> **Exercise requirements**
Exactly repeat the material, dropping every picture from the copy.

> **Rows from a figure dataset**

#####

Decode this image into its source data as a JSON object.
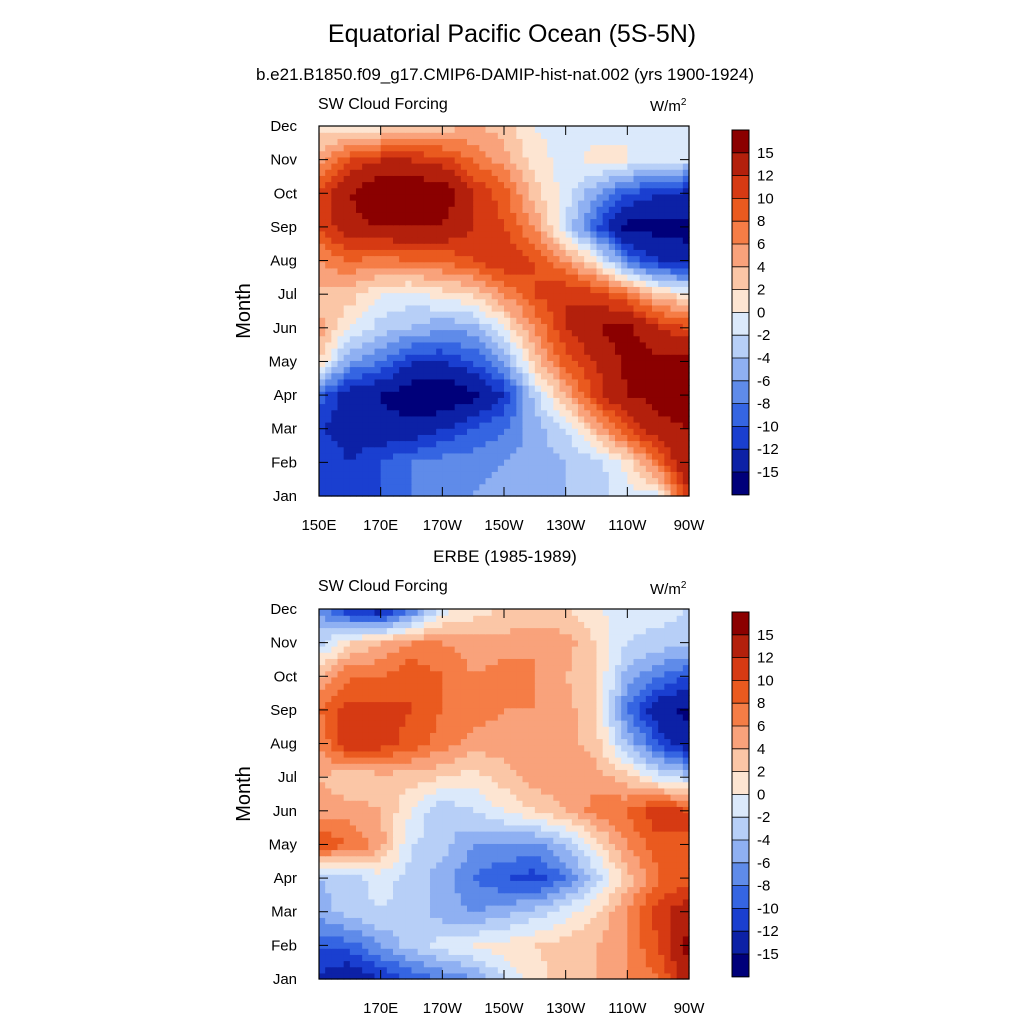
{
  "figure": {
    "title": "Equatorial Pacific Ocean (5S-5N)",
    "colorbar_labels": [
      "15",
      "12",
      "10",
      "8",
      "6",
      "4",
      "2",
      "0",
      "-2",
      "-4",
      "-6",
      "-8",
      "-10",
      "-12",
      "-15"
    ],
    "colorbar_colors": [
      "#8b0000",
      "#b3200c",
      "#d63a13",
      "#ea5a1f",
      "#f57d46",
      "#f9a27b",
      "#fbc6a6",
      "#fde5d2",
      "#dbe9fb",
      "#b7cff7",
      "#8fb0f2",
      "#5f8be9",
      "#3565e2",
      "#1a3fd0",
      "#0c21a6",
      "#00007a"
    ]
  },
  "chart_data": [
    {
      "type": "heatmap",
      "title": "b.e21.B1850.f09_g17.CMIP6-DAMIP-hist-nat.002 (yrs 1900-1924)",
      "left_string": "SW Cloud Forcing",
      "units": "W/m",
      "units_sup": "2",
      "xlabel": "",
      "ylabel": "Month",
      "x_tick_labels": [
        "150E",
        "170E",
        "170W",
        "150W",
        "130W",
        "110W",
        "90W"
      ],
      "y_tick_labels": [
        "Jan",
        "Feb",
        "Mar",
        "Apr",
        "May",
        "Jun",
        "Jul",
        "Aug",
        "Sep",
        "Oct",
        "Nov",
        "Dec"
      ],
      "xlim": [
        150,
        270
      ],
      "ylim": [
        1,
        12
      ],
      "x": [
        150,
        160,
        170,
        180,
        190,
        200,
        210,
        220,
        230,
        240,
        250,
        260,
        270
      ],
      "y": [
        1,
        2,
        3,
        4,
        5,
        6,
        7,
        8,
        9,
        10,
        11,
        12
      ],
      "z": [
        [
          -10,
          -10,
          -10,
          -8,
          -7,
          -6,
          -5,
          -4,
          -4,
          -3,
          -1,
          -1,
          12
        ],
        [
          -10,
          -12,
          -10,
          -8,
          -7,
          -7,
          -6,
          -5,
          -4,
          -3,
          1,
          8,
          15
        ],
        [
          -12,
          -13,
          -14,
          -14,
          -12,
          -10,
          -8,
          -5,
          -2,
          4,
          10,
          14,
          15
        ],
        [
          -9,
          -14,
          -15,
          -17,
          -18,
          -16,
          -12,
          -3,
          4,
          11,
          15,
          16,
          18
        ],
        [
          2,
          -6,
          -8,
          -12,
          -12,
          -10,
          -6,
          3,
          9,
          12,
          16,
          16,
          16
        ],
        [
          5,
          0,
          -3,
          -4,
          -6,
          -5,
          0,
          6,
          12,
          15,
          16,
          12,
          10
        ],
        [
          3,
          3,
          0,
          -1,
          1,
          2,
          6,
          10,
          12,
          11,
          8,
          3,
          1
        ],
        [
          6,
          8,
          7,
          8,
          8,
          10,
          12,
          10,
          6,
          1,
          -8,
          -12,
          -14
        ],
        [
          10,
          14,
          15,
          15,
          15,
          12,
          10,
          6,
          -2,
          -10,
          -16,
          -16,
          -16
        ],
        [
          10,
          15,
          18,
          18,
          17,
          12,
          9,
          3,
          -1,
          -6,
          -10,
          -12,
          -13
        ],
        [
          5,
          10,
          12,
          12,
          11,
          8,
          5,
          1,
          -1,
          1,
          0,
          -1,
          -2
        ],
        [
          1,
          0,
          1,
          2,
          3,
          4,
          3,
          0,
          -1,
          -1,
          0,
          -1,
          -1
        ]
      ]
    },
    {
      "type": "heatmap",
      "title": "ERBE (1985-1989)",
      "left_string": "SW Cloud Forcing",
      "units": "W/m",
      "units_sup": "2",
      "xlabel": "",
      "ylabel": "Month",
      "x_tick_labels": [
        "170E",
        "170W",
        "150W",
        "130W",
        "110W",
        "90W"
      ],
      "y_tick_labels": [
        "Jan",
        "Feb",
        "Mar",
        "Apr",
        "May",
        "Jun",
        "Jul",
        "Aug",
        "Sep",
        "Oct",
        "Nov",
        "Dec"
      ],
      "xlim": [
        150,
        270
      ],
      "ylim": [
        1,
        12
      ],
      "x": [
        150,
        160,
        170,
        180,
        190,
        200,
        210,
        220,
        230,
        240,
        250,
        260,
        270
      ],
      "y": [
        1,
        2,
        3,
        4,
        5,
        6,
        7,
        8,
        9,
        10,
        11,
        12
      ],
      "z": [
        [
          -12,
          -15,
          -12,
          -10,
          -8,
          -6,
          -2,
          1,
          3,
          4,
          6,
          8,
          14
        ],
        [
          -10,
          -9,
          -6,
          -3,
          -1,
          0,
          1,
          2,
          3,
          4,
          6,
          10,
          16
        ],
        [
          -5,
          -3,
          -2,
          -3,
          -5,
          -6,
          -5,
          -3,
          -1,
          2,
          6,
          11,
          14
        ],
        [
          -4,
          -3,
          -1,
          -3,
          -5,
          -8,
          -10,
          -11,
          -8,
          -3,
          3,
          8,
          9
        ],
        [
          10,
          8,
          5,
          -2,
          -3,
          -6,
          -6,
          -7,
          -4,
          1,
          6,
          9,
          10
        ],
        [
          5,
          5,
          4,
          0,
          -4,
          -2,
          0,
          2,
          4,
          7,
          8,
          12,
          10
        ],
        [
          4,
          2,
          3,
          3,
          2,
          1,
          3,
          5,
          5,
          5,
          3,
          -1,
          -3
        ],
        [
          6,
          12,
          11,
          9,
          7,
          5,
          5,
          6,
          5,
          3,
          -4,
          -10,
          -14
        ],
        [
          8,
          11,
          11,
          10,
          8,
          7,
          6,
          6,
          5,
          2,
          -8,
          -14,
          -16
        ],
        [
          4,
          8,
          8,
          10,
          8,
          6,
          7,
          6,
          4,
          2,
          -5,
          -8,
          -10
        ],
        [
          -3,
          2,
          4,
          6,
          6,
          5,
          5,
          6,
          5,
          2,
          -2,
          -3,
          -3
        ],
        [
          -6,
          -12,
          -14,
          -8,
          -1,
          1,
          2,
          2,
          2,
          0,
          -1,
          -1,
          -2
        ]
      ]
    }
  ]
}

#####

> **Complete response**
Decode this image into its source data as a JSON object.
{
  "figure": {
    "title": "Equatorial Pacific Ocean (5S-5N)",
    "colorbar_labels": [
      "15",
      "12",
      "10",
      "8",
      "6",
      "4",
      "2",
      "0",
      "-2",
      "-4",
      "-6",
      "-8",
      "-10",
      "-12",
      "-15"
    ],
    "colorbar_colors": [
      "#8b0000",
      "#b3200c",
      "#d63a13",
      "#ea5a1f",
      "#f57d46",
      "#f9a27b",
      "#fbc6a6",
      "#fde5d2",
      "#dbe9fb",
      "#b7cff7",
      "#8fb0f2",
      "#5f8be9",
      "#3565e2",
      "#1a3fd0",
      "#0c21a6",
      "#00007a"
    ]
  },
  "chart_data": [
    {
      "type": "heatmap",
      "title": "b.e21.B1850.f09_g17.CMIP6-DAMIP-hist-nat.002 (yrs 1900-1924)",
      "left_string": "SW Cloud Forcing",
      "units": "W/m",
      "units_sup": "2",
      "xlabel": "",
      "ylabel": "Month",
      "x_tick_labels": [
        "150E",
        "170E",
        "170W",
        "150W",
        "130W",
        "110W",
        "90W"
      ],
      "y_tick_labels": [
        "Jan",
        "Feb",
        "Mar",
        "Apr",
        "May",
        "Jun",
        "Jul",
        "Aug",
        "Sep",
        "Oct",
        "Nov",
        "Dec"
      ],
      "xlim": [
        150,
        270
      ],
      "ylim": [
        1,
        12
      ],
      "x": [
        150,
        160,
        170,
        180,
        190,
        200,
        210,
        220,
        230,
        240,
        250,
        260,
        270
      ],
      "y": [
        1,
        2,
        3,
        4,
        5,
        6,
        7,
        8,
        9,
        10,
        11,
        12
      ],
      "z": [
        [
          -10,
          -10,
          -10,
          -8,
          -7,
          -6,
          -5,
          -4,
          -4,
          -3,
          -1,
          -1,
          12
        ],
        [
          -10,
          -12,
          -10,
          -8,
          -7,
          -7,
          -6,
          -5,
          -4,
          -3,
          1,
          8,
          15
        ],
        [
          -12,
          -13,
          -14,
          -14,
          -12,
          -10,
          -8,
          -5,
          -2,
          4,
          10,
          14,
          15
        ],
        [
          -9,
          -14,
          -15,
          -17,
          -18,
          -16,
          -12,
          -3,
          4,
          11,
          15,
          16,
          18
        ],
        [
          2,
          -6,
          -8,
          -12,
          -12,
          -10,
          -6,
          3,
          9,
          12,
          16,
          16,
          16
        ],
        [
          5,
          0,
          -3,
          -4,
          -6,
          -5,
          0,
          6,
          12,
          15,
          16,
          12,
          10
        ],
        [
          3,
          3,
          0,
          -1,
          1,
          2,
          6,
          10,
          12,
          11,
          8,
          3,
          1
        ],
        [
          6,
          8,
          7,
          8,
          8,
          10,
          12,
          10,
          6,
          1,
          -8,
          -12,
          -14
        ],
        [
          10,
          14,
          15,
          15,
          15,
          12,
          10,
          6,
          -2,
          -10,
          -16,
          -16,
          -16
        ],
        [
          10,
          15,
          18,
          18,
          17,
          12,
          9,
          3,
          -1,
          -6,
          -10,
          -12,
          -13
        ],
        [
          5,
          10,
          12,
          12,
          11,
          8,
          5,
          1,
          -1,
          1,
          0,
          -1,
          -2
        ],
        [
          1,
          0,
          1,
          2,
          3,
          4,
          3,
          0,
          -1,
          -1,
          0,
          -1,
          -1
        ]
      ]
    },
    {
      "type": "heatmap",
      "title": "ERBE (1985-1989)",
      "left_string": "SW Cloud Forcing",
      "units": "W/m",
      "units_sup": "2",
      "xlabel": "",
      "ylabel": "Month",
      "x_tick_labels": [
        "170E",
        "170W",
        "150W",
        "130W",
        "110W",
        "90W"
      ],
      "y_tick_labels": [
        "Jan",
        "Feb",
        "Mar",
        "Apr",
        "May",
        "Jun",
        "Jul",
        "Aug",
        "Sep",
        "Oct",
        "Nov",
        "Dec"
      ],
      "xlim": [
        150,
        270
      ],
      "ylim": [
        1,
        12
      ],
      "x": [
        150,
        160,
        170,
        180,
        190,
        200,
        210,
        220,
        230,
        240,
        250,
        260,
        270
      ],
      "y": [
        1,
        2,
        3,
        4,
        5,
        6,
        7,
        8,
        9,
        10,
        11,
        12
      ],
      "z": [
        [
          -12,
          -15,
          -12,
          -10,
          -8,
          -6,
          -2,
          1,
          3,
          4,
          6,
          8,
          14
        ],
        [
          -10,
          -9,
          -6,
          -3,
          -1,
          0,
          1,
          2,
          3,
          4,
          6,
          10,
          16
        ],
        [
          -5,
          -3,
          -2,
          -3,
          -5,
          -6,
          -5,
          -3,
          -1,
          2,
          6,
          11,
          14
        ],
        [
          -4,
          -3,
          -1,
          -3,
          -5,
          -8,
          -10,
          -11,
          -8,
          -3,
          3,
          8,
          9
        ],
        [
          10,
          8,
          5,
          -2,
          -3,
          -6,
          -6,
          -7,
          -4,
          1,
          6,
          9,
          10
        ],
        [
          5,
          5,
          4,
          0,
          -4,
          -2,
          0,
          2,
          4,
          7,
          8,
          12,
          10
        ],
        [
          4,
          2,
          3,
          3,
          2,
          1,
          3,
          5,
          5,
          5,
          3,
          -1,
          -3
        ],
        [
          6,
          12,
          11,
          9,
          7,
          5,
          5,
          6,
          5,
          3,
          -4,
          -10,
          -14
        ],
        [
          8,
          11,
          11,
          10,
          8,
          7,
          6,
          6,
          5,
          2,
          -8,
          -14,
          -16
        ],
        [
          4,
          8,
          8,
          10,
          8,
          6,
          7,
          6,
          4,
          2,
          -5,
          -8,
          -10
        ],
        [
          -3,
          2,
          4,
          6,
          6,
          5,
          5,
          6,
          5,
          2,
          -2,
          -3,
          -3
        ],
        [
          -6,
          -12,
          -14,
          -8,
          -1,
          1,
          2,
          2,
          2,
          0,
          -1,
          -1,
          -2
        ]
      ]
    }
  ]
}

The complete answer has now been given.